>> Begin THE RECORDS
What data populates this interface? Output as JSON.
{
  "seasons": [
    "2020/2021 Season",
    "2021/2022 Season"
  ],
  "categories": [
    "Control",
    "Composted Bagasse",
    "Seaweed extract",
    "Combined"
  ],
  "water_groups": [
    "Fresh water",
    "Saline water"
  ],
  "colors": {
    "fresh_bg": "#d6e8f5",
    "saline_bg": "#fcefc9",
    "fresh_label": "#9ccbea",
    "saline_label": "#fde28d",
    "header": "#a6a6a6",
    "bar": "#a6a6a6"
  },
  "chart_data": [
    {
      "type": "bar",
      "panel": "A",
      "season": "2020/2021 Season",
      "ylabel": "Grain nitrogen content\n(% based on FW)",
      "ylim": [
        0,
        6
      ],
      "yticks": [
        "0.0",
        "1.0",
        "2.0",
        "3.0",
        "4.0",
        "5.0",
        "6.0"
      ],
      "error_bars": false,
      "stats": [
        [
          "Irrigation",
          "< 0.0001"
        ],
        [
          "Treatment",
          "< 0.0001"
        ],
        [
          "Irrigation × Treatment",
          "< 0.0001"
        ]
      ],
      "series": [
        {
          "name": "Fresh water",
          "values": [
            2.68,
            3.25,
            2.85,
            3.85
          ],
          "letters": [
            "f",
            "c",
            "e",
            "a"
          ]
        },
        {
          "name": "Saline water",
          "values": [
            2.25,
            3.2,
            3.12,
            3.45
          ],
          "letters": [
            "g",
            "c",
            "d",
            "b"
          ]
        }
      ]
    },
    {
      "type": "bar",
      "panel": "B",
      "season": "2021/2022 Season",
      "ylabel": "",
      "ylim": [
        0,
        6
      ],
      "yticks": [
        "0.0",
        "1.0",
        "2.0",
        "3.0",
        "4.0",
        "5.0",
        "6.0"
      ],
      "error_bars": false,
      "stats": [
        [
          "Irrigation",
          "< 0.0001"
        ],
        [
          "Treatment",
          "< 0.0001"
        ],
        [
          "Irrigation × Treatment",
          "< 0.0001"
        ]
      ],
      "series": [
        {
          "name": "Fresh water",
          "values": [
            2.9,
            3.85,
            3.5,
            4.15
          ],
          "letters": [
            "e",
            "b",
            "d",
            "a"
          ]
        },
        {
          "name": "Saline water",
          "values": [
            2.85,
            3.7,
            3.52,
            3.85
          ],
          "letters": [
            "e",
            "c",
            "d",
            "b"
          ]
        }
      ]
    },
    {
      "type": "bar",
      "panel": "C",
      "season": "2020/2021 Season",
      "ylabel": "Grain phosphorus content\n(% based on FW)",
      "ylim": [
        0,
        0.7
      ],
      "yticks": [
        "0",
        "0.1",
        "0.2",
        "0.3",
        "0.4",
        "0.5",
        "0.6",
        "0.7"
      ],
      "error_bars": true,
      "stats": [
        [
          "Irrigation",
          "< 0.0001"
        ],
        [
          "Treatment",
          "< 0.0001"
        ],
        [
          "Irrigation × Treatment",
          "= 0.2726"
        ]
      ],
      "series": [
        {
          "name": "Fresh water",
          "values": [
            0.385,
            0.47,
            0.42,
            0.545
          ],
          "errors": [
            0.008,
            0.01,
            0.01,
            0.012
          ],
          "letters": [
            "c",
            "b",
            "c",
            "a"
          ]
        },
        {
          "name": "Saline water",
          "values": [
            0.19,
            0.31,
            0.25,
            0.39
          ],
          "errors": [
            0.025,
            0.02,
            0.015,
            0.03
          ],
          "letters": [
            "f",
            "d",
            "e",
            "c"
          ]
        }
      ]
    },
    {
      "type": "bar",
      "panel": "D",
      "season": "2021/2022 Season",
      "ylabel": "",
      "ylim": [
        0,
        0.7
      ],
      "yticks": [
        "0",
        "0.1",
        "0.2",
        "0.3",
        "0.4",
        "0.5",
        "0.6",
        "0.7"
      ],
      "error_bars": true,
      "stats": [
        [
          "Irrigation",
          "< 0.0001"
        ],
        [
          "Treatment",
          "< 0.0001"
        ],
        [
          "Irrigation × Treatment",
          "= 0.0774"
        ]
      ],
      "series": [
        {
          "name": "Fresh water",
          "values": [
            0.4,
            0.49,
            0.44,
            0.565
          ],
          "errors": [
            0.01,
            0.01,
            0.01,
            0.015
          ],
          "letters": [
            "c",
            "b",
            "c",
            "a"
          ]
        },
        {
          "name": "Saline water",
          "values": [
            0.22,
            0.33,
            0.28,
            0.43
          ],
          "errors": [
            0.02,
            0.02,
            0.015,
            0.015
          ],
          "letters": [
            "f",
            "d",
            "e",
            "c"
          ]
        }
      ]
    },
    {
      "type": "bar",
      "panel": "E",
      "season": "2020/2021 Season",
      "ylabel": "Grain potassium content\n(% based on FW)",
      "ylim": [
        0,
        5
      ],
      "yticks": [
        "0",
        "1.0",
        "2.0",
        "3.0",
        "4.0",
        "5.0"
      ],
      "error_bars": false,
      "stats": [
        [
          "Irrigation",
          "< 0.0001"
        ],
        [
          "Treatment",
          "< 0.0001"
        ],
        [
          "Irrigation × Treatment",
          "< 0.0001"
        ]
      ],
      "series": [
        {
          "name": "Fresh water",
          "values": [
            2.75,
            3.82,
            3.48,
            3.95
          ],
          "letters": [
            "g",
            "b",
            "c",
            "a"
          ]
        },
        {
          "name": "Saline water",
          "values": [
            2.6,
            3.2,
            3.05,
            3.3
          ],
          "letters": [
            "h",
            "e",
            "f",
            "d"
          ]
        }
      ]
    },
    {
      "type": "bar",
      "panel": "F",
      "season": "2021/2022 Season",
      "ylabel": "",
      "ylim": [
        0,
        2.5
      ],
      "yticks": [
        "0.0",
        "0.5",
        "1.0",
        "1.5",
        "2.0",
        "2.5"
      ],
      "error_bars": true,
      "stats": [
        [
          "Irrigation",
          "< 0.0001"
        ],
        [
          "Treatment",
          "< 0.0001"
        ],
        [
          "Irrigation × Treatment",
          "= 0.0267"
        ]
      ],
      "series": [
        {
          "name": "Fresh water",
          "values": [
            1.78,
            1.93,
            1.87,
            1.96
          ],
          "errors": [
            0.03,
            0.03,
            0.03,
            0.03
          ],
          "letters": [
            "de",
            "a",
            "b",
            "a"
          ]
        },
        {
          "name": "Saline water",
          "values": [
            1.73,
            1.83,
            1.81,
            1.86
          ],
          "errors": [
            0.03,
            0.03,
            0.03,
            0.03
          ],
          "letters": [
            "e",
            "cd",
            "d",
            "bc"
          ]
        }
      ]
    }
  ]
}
>> End THE RECORDS
>> Begin THE RECORDS
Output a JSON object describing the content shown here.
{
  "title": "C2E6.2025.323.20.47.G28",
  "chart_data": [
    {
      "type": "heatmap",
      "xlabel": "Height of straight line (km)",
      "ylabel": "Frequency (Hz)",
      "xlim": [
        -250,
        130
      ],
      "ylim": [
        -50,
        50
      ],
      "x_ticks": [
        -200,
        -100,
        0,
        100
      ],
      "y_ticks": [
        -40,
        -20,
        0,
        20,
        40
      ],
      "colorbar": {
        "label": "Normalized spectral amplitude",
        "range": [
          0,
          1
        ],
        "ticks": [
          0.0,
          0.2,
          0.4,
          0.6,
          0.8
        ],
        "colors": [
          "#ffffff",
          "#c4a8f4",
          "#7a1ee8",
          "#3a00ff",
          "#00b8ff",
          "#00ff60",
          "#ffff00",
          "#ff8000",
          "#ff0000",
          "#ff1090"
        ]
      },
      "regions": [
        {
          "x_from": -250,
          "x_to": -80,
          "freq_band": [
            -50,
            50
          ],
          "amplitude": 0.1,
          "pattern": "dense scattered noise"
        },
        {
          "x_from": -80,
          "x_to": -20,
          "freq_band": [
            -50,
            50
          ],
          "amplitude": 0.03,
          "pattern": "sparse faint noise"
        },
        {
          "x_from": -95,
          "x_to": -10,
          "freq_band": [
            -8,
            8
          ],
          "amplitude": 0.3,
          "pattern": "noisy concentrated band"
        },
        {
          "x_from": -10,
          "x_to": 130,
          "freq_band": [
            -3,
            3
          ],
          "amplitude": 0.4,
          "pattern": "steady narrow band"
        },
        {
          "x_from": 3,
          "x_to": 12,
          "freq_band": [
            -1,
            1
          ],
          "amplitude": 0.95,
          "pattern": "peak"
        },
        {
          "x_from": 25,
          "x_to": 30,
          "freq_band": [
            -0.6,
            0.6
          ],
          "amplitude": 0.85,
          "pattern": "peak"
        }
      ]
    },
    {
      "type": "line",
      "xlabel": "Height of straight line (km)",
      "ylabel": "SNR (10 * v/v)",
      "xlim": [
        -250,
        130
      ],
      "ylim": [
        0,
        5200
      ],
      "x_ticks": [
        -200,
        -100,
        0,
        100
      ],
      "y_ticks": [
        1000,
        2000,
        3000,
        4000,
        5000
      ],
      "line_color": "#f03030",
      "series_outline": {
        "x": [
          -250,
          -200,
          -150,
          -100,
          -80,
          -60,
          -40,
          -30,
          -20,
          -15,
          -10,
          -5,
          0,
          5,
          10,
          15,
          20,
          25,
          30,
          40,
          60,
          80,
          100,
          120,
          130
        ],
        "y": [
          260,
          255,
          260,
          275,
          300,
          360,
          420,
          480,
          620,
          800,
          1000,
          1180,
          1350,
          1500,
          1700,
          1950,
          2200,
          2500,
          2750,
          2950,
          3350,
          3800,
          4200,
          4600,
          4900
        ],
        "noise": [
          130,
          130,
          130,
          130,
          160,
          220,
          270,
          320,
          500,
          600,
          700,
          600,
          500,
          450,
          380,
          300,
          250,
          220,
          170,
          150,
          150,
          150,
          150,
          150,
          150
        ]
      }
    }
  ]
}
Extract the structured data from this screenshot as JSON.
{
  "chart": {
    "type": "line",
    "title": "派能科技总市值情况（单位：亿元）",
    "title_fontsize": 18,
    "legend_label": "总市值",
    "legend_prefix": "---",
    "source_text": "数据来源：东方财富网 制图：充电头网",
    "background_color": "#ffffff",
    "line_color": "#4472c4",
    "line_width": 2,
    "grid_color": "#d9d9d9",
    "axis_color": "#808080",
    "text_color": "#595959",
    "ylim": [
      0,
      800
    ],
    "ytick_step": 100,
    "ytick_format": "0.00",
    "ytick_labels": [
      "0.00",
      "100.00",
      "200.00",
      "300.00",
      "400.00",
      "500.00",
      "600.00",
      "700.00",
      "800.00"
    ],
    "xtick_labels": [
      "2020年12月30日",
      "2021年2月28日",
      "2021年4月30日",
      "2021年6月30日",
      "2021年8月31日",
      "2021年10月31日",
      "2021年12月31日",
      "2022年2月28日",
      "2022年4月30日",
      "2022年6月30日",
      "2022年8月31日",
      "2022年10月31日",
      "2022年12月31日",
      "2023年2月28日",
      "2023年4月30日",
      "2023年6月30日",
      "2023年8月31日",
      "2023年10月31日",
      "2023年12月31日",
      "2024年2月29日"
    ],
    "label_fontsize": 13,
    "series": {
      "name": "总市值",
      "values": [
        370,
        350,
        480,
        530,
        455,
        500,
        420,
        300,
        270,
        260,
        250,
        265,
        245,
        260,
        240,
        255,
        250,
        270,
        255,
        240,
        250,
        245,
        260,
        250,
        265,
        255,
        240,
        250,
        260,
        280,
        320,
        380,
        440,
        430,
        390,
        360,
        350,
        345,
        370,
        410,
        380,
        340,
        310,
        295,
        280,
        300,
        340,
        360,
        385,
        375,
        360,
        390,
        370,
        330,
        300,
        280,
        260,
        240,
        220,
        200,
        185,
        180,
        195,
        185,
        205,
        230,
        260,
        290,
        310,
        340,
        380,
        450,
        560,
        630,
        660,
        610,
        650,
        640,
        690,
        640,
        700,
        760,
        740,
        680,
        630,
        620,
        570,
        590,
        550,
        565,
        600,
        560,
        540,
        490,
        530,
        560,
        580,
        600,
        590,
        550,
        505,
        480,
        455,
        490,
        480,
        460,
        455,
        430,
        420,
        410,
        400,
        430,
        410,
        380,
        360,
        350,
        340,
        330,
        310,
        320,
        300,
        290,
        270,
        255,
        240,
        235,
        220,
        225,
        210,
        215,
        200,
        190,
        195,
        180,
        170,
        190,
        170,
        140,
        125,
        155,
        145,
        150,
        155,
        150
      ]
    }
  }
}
>> End THE RECORDS
>> Begin THE RECORDS
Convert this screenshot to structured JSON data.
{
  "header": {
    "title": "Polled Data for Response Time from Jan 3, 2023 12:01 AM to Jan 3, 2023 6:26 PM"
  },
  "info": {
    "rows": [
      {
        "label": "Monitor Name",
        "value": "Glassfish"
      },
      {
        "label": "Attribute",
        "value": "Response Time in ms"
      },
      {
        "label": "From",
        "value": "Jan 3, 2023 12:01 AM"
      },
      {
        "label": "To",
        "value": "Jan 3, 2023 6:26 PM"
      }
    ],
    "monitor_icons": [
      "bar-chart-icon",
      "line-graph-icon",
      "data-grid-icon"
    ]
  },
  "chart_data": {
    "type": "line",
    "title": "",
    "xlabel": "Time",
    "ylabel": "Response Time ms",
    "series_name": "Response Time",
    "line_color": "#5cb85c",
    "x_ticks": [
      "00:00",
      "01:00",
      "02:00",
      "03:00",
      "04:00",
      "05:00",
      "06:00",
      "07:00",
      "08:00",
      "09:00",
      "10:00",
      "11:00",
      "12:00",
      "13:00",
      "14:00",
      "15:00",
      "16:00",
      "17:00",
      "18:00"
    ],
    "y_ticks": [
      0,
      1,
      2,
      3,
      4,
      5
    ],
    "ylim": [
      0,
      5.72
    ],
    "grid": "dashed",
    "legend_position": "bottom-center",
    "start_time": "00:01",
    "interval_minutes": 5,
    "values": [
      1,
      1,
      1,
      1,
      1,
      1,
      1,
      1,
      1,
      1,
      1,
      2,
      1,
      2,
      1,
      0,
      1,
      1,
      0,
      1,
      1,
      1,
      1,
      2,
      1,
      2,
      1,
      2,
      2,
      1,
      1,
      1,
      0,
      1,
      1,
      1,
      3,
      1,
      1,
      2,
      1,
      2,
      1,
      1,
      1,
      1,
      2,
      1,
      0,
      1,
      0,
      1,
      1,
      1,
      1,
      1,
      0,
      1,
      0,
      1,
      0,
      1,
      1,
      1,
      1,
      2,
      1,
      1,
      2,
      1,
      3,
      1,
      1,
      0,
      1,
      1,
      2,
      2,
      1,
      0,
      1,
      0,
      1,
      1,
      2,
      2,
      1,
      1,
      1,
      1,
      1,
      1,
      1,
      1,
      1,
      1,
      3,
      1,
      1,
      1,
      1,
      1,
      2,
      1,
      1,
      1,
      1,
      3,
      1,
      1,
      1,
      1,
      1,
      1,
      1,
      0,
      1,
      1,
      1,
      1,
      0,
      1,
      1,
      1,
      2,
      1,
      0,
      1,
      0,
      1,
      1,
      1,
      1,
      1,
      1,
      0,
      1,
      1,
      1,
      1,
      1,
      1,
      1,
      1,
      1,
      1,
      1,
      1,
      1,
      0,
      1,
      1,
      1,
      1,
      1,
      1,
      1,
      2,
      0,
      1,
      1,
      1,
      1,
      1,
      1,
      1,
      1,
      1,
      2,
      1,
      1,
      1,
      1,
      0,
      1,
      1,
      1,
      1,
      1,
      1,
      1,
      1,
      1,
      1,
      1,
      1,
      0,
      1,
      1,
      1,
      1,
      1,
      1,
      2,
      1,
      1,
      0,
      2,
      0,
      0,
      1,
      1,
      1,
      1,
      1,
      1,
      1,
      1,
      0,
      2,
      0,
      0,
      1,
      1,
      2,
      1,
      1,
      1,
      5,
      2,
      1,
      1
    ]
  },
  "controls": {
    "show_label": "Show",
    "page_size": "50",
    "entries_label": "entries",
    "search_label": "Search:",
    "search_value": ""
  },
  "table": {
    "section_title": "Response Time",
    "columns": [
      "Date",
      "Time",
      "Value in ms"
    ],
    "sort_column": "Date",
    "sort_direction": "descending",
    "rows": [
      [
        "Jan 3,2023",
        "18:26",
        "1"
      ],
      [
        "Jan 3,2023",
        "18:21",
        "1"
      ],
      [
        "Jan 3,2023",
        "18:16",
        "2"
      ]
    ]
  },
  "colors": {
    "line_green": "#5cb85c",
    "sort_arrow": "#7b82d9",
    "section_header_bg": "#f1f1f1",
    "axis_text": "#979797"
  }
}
>> End THE RECORDS
* **DESCRIPTION OF THE TASK**:
From the entries above, extract each line containing "JSON".

* **ANSWER FOR THIS EXERCISE**:
What data populates this interface? Output as JSON.
Output a JSON object describing the content shown here.
Extract the structured data from this screenshot as JSON.
Convert this screenshot to structured JSON data.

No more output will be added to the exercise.